→ INSTRUCTIONS TO FOLLOW: Repeat the material exactly, every line of it.

————

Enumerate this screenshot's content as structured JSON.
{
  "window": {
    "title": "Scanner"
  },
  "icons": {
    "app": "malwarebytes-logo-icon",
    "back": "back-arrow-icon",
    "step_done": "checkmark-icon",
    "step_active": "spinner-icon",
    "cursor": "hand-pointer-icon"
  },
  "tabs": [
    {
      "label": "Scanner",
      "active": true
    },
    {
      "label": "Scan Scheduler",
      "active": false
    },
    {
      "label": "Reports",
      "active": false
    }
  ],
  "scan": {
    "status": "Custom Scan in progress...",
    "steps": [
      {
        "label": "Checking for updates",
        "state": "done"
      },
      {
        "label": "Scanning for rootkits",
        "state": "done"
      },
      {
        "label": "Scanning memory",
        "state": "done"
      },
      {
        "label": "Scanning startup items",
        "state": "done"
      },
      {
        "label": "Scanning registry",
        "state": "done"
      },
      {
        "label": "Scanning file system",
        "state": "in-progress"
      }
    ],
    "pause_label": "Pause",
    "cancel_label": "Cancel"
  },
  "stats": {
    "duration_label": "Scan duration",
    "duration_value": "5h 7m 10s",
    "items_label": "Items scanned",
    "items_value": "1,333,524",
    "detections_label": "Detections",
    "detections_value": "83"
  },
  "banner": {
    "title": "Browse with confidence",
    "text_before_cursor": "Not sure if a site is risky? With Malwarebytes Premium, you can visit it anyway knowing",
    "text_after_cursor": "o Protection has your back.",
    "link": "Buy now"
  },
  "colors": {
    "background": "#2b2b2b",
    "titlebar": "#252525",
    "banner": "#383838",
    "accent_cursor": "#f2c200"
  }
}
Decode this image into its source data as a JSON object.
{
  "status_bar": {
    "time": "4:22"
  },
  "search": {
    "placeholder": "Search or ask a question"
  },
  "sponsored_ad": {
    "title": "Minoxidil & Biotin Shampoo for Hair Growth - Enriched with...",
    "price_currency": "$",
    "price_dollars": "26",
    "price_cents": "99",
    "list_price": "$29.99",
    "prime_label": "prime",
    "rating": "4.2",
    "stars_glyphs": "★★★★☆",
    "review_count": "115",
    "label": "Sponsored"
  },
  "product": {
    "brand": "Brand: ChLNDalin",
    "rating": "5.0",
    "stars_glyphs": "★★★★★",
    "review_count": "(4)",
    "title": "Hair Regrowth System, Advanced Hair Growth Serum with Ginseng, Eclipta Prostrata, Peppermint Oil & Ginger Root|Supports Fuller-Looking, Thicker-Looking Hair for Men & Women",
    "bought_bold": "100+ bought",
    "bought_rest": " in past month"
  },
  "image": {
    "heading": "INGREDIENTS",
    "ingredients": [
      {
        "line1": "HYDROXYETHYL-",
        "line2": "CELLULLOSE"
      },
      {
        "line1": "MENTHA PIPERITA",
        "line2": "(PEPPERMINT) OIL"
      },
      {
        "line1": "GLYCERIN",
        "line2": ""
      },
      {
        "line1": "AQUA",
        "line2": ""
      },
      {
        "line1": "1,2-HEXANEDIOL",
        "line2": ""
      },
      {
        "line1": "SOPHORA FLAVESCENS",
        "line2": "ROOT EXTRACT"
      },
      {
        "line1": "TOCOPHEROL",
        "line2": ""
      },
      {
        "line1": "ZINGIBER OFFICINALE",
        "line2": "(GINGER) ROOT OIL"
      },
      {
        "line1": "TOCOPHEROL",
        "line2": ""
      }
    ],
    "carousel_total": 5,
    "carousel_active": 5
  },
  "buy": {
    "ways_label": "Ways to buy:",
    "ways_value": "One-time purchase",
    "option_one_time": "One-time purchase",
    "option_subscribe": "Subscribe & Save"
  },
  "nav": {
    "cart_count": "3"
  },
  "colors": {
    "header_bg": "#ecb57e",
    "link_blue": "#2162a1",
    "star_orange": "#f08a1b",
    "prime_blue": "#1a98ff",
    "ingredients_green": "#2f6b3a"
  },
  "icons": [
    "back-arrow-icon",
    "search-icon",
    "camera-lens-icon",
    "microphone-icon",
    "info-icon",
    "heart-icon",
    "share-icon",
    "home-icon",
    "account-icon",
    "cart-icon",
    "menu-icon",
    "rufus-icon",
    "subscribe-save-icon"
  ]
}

————

→ FINISHED EXERCISE:
Enumerate this screenshot's content as structured JSON.
{
  "window": {
    "title": "Scanner"
  },
  "icons": {
    "app": "malwarebytes-logo-icon",
    "back": "back-arrow-icon",
    "step_done": "checkmark-icon",
    "step_active": "spinner-icon",
    "cursor": "hand-pointer-icon"
  },
  "tabs": [
    {
      "label": "Scanner",
      "active": true
    },
    {
      "label": "Scan Scheduler",
      "active": false
    },
    {
      "label": "Reports",
      "active": false
    }
  ],
  "scan": {
    "status": "Custom Scan in progress...",
    "steps": [
      {
        "label": "Checking for updates",
        "state": "done"
      },
      {
        "label": "Scanning for rootkits",
        "state": "done"
      },
      {
        "label": "Scanning memory",
        "state": "done"
      },
      {
        "label": "Scanning startup items",
        "state": "done"
      },
      {
        "label": "Scanning registry",
        "state": "done"
      },
      {
        "label": "Scanning file system",
        "state": "in-progress"
      }
    ],
    "pause_label": "Pause",
    "cancel_label": "Cancel"
  },
  "stats": {
    "duration_label": "Scan duration",
    "duration_value": "5h 7m 10s",
    "items_label": "Items scanned",
    "items_value": "1,333,524",
    "detections_label": "Detections",
    "detections_value": "83"
  },
  "banner": {
    "title": "Browse with confidence",
    "text_before_cursor": "Not sure if a site is risky? With Malwarebytes Premium, you can visit it anyway knowing",
    "text_after_cursor": "o Protection has your back.",
    "link": "Buy now"
  },
  "colors": {
    "background": "#2b2b2b",
    "titlebar": "#252525",
    "banner": "#383838",
    "accent_cursor": "#f2c200"
  }
}
Decode this image into its source data as a JSON object.
{
  "status_bar": {
    "time": "4:22"
  },
  "search": {
    "placeholder": "Search or ask a question"
  },
  "sponsored_ad": {
    "title": "Minoxidil & Biotin Shampoo for Hair Growth - Enriched with...",
    "price_currency": "$",
    "price_dollars": "26",
    "price_cents": "99",
    "list_price": "$29.99",
    "prime_label": "prime",
    "rating": "4.2",
    "stars_glyphs": "★★★★☆",
    "review_count": "115",
    "label": "Sponsored"
  },
  "product": {
    "brand": "Brand: ChLNDalin",
    "rating": "5.0",
    "stars_glyphs": "★★★★★",
    "review_count": "(4)",
    "title": "Hair Regrowth System, Advanced Hair Growth Serum with Ginseng, Eclipta Prostrata, Peppermint Oil & Ginger Root|Supports Fuller-Looking, Thicker-Looking Hair for Men & Women",
    "bought_bold": "100+ bought",
    "bought_rest": " in past month"
  },
  "image": {
    "heading": "INGREDIENTS",
    "ingredients": [
      {
        "line1": "HYDROXYETHYL-",
        "line2": "CELLULLOSE"
      },
      {
        "line1": "MENTHA PIPERITA",
        "line2": "(PEPPERMINT) OIL"
      },
      {
        "line1": "GLYCERIN",
        "line2": ""
      },
      {
        "line1": "AQUA",
        "line2": ""
      },
      {
        "line1": "1,2-HEXANEDIOL",
        "line2": ""
      },
      {
        "line1": "SOPHORA FLAVESCENS",
        "line2": "ROOT EXTRACT"
      },
      {
        "line1": "TOCOPHEROL",
        "line2": ""
      },
      {
        "line1": "ZINGIBER OFFICINALE",
        "line2": "(GINGER) ROOT OIL"
      },
      {
        "line1": "TOCOPHEROL",
        "line2": ""
      }
    ],
    "carousel_total": 5,
    "carousel_active": 5
  },
  "buy": {
    "ways_label": "Ways to buy:",
    "ways_value": "One-time purchase",
    "option_one_time": "One-time purchase",
    "option_subscribe": "Subscribe & Save"
  },
  "nav": {
    "cart_count": "3"
  },
  "colors": {
    "header_bg": "#ecb57e",
    "link_blue": "#2162a1",
    "star_orange": "#f08a1b",
    "prime_blue": "#1a98ff",
    "ingredients_green": "#2f6b3a"
  },
  "icons": [
    "back-arrow-icon",
    "search-icon",
    "camera-lens-icon",
    "microphone-icon",
    "info-icon",
    "heart-icon",
    "share-icon",
    "home-icon",
    "account-icon",
    "cart-icon",
    "menu-icon",
    "rufus-icon",
    "subscribe-save-icon"
  ]
}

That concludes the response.